Short problem
Which lines contain the word "right"? Return each of them as written.

Stored items
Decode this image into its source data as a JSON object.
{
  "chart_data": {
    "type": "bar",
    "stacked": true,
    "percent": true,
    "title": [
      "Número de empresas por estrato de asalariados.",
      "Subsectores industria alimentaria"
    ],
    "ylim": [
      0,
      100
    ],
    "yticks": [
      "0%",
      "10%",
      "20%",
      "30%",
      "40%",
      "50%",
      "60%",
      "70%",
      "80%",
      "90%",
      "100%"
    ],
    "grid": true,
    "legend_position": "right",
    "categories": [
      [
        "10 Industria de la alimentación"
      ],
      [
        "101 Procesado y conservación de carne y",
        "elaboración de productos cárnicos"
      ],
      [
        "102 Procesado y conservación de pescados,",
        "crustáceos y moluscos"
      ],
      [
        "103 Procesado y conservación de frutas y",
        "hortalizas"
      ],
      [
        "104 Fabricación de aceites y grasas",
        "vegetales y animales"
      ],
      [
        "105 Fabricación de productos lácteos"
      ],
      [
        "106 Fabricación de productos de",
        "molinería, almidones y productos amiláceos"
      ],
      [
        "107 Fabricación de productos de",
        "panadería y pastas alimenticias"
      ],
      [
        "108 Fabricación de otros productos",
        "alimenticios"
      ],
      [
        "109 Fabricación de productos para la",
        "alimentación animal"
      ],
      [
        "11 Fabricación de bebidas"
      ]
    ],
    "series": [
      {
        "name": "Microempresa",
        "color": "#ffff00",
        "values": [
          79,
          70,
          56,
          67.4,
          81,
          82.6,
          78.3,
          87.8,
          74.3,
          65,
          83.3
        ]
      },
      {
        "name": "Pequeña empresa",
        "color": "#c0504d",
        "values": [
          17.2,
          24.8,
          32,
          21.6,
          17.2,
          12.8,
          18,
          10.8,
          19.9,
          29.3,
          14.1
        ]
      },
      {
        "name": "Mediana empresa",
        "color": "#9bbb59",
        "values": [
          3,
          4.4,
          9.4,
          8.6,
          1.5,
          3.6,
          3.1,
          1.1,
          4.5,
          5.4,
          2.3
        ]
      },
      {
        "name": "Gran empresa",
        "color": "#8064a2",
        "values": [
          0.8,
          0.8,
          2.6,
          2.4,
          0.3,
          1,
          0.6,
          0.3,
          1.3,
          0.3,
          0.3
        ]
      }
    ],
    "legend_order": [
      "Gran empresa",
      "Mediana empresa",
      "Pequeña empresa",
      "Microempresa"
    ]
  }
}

...

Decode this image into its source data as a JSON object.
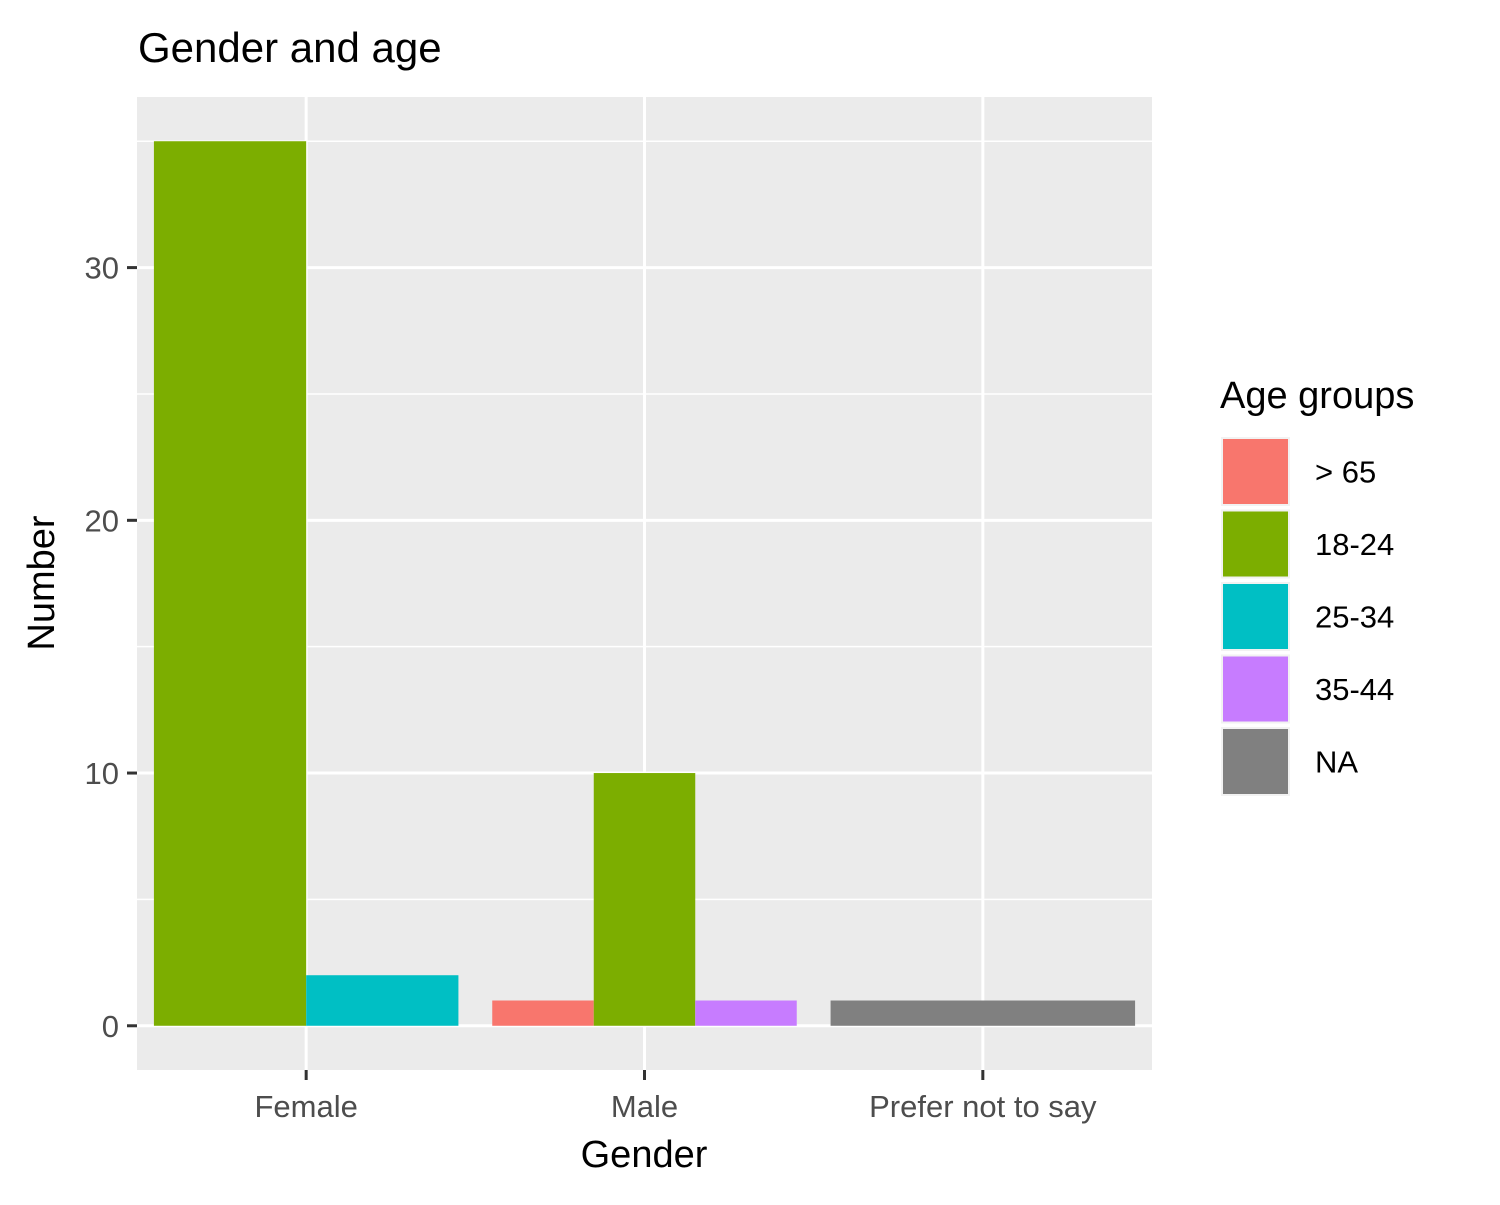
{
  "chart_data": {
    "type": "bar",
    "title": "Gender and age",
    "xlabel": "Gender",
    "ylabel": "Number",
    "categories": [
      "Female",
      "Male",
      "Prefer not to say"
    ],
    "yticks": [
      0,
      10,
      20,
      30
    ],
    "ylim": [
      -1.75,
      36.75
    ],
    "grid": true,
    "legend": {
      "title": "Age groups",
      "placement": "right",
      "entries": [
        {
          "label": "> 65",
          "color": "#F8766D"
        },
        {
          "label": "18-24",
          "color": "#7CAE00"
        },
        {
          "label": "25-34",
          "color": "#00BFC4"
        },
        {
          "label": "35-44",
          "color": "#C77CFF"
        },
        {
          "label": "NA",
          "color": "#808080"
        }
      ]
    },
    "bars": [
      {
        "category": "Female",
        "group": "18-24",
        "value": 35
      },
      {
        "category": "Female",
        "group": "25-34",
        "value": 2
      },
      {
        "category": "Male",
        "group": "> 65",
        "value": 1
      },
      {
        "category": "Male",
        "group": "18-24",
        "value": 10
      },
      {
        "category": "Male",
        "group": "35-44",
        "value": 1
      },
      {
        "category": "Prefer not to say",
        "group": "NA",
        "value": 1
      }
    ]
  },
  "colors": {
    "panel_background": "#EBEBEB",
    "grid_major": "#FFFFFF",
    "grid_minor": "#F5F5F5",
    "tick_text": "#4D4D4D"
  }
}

Answer for the task
    "legend_position": "right",
      "placement": "right",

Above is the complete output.